● **What to work on**
Copy out every line exactly, passing over the pictures.

● **Dataset rows**

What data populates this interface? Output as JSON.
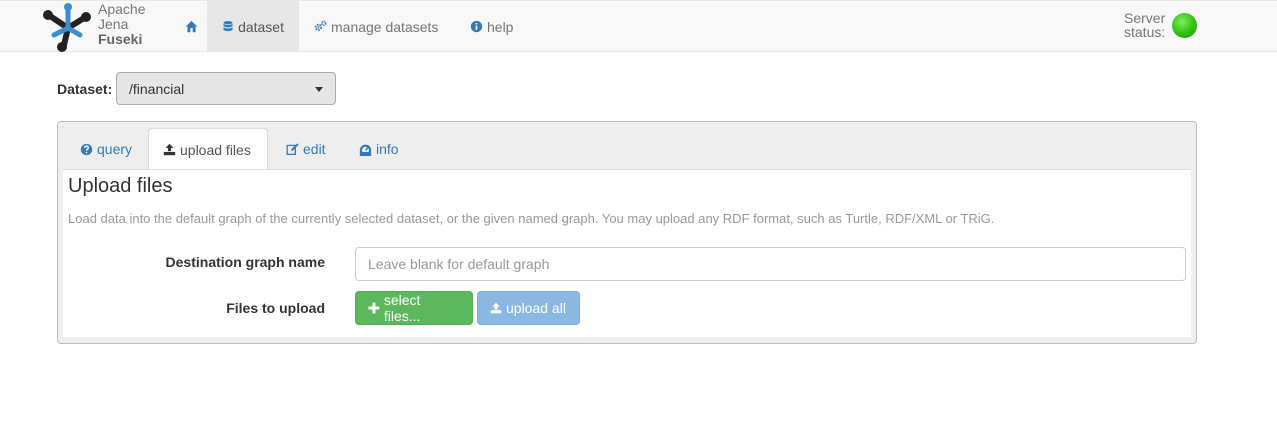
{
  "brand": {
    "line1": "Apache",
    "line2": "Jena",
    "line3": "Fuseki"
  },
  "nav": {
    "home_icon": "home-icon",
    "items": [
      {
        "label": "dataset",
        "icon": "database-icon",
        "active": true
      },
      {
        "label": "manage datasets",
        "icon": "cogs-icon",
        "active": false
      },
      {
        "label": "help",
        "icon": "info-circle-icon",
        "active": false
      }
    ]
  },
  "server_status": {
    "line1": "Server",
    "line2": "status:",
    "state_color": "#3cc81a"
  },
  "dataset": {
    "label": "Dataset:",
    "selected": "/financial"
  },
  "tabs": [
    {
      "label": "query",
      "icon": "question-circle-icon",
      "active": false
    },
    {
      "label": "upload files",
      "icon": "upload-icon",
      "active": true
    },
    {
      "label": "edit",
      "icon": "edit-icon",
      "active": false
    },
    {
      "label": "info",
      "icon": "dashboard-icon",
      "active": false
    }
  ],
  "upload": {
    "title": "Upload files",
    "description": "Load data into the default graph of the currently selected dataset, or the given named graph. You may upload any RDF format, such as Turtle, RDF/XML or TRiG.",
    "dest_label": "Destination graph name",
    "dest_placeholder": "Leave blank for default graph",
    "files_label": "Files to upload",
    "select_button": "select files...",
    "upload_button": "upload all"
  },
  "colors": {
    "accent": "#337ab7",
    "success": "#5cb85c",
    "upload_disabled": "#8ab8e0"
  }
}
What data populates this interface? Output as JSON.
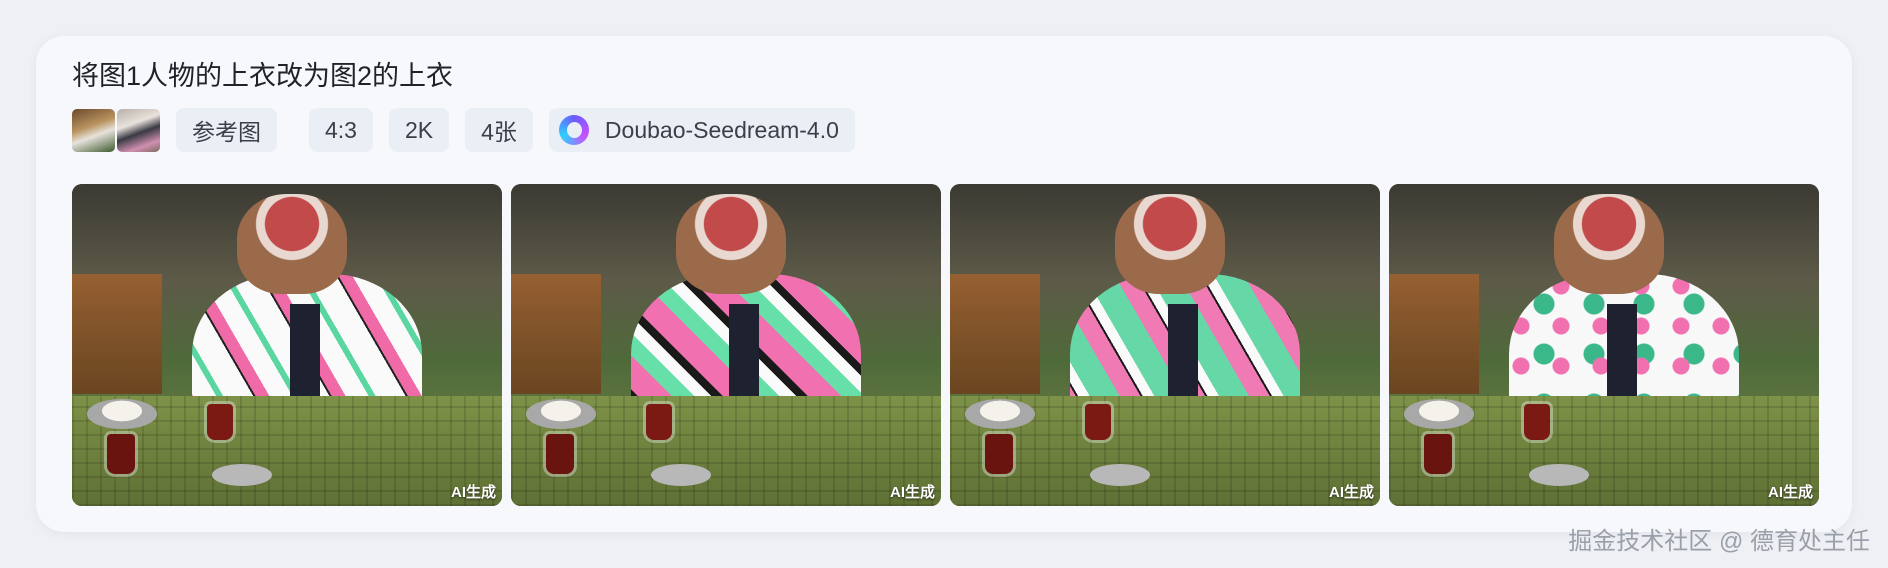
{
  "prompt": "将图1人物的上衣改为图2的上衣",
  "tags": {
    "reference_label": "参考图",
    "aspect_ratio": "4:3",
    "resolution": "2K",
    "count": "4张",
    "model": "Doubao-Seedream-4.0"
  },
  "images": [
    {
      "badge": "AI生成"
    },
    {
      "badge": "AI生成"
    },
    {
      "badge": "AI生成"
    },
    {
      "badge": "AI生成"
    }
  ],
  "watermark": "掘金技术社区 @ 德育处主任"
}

● **Solution to the exercise**
What data populates this interface? Output as JSON.
{
  "brand": {
    "line1": "Apache",
    "line2": "Jena",
    "line3": "Fuseki"
  },
  "nav": {
    "home_icon": "home-icon",
    "items": [
      {
        "label": "dataset",
        "icon": "database-icon",
        "active": true
      },
      {
        "label": "manage datasets",
        "icon": "cogs-icon",
        "active": false
      },
      {
        "label": "help",
        "icon": "info-circle-icon",
        "active": false
      }
    ]
  },
  "server_status": {
    "line1": "Server",
    "line2": "status:",
    "state_color": "#3cc81a"
  },
  "dataset": {
    "label": "Dataset:",
    "selected": "/financial"
  },
  "tabs": [
    {
      "label": "query",
      "icon": "question-circle-icon",
      "active": false
    },
    {
      "label": "upload files",
      "icon": "upload-icon",
      "active": true
    },
    {
      "label": "edit",
      "icon": "edit-icon",
      "active": false
    },
    {
      "label": "info",
      "icon": "dashboard-icon",
      "active": false
    }
  ],
  "upload": {
    "title": "Upload files",
    "description": "Load data into the default graph of the currently selected dataset, or the given named graph. You may upload any RDF format, such as Turtle, RDF/XML or TRiG.",
    "dest_label": "Destination graph name",
    "dest_placeholder": "Leave blank for default graph",
    "files_label": "Files to upload",
    "select_button": "select files...",
    "upload_button": "upload all"
  },
  "colors": {
    "accent": "#337ab7",
    "success": "#5cb85c",
    "upload_disabled": "#8ab8e0"
  }
}
What data populates this interface? Output as JSON.
{
  "prompt": "将图1人物的上衣改为图2的上衣",
  "tags": {
    "reference_label": "参考图",
    "aspect_ratio": "4:3",
    "resolution": "2K",
    "count": "4张",
    "model": "Doubao-Seedream-4.0"
  },
  "images": [
    {
      "badge": "AI生成"
    },
    {
      "badge": "AI生成"
    },
    {
      "badge": "AI生成"
    },
    {
      "badge": "AI生成"
    }
  ],
  "watermark": "掘金技术社区 @ 德育处主任"
}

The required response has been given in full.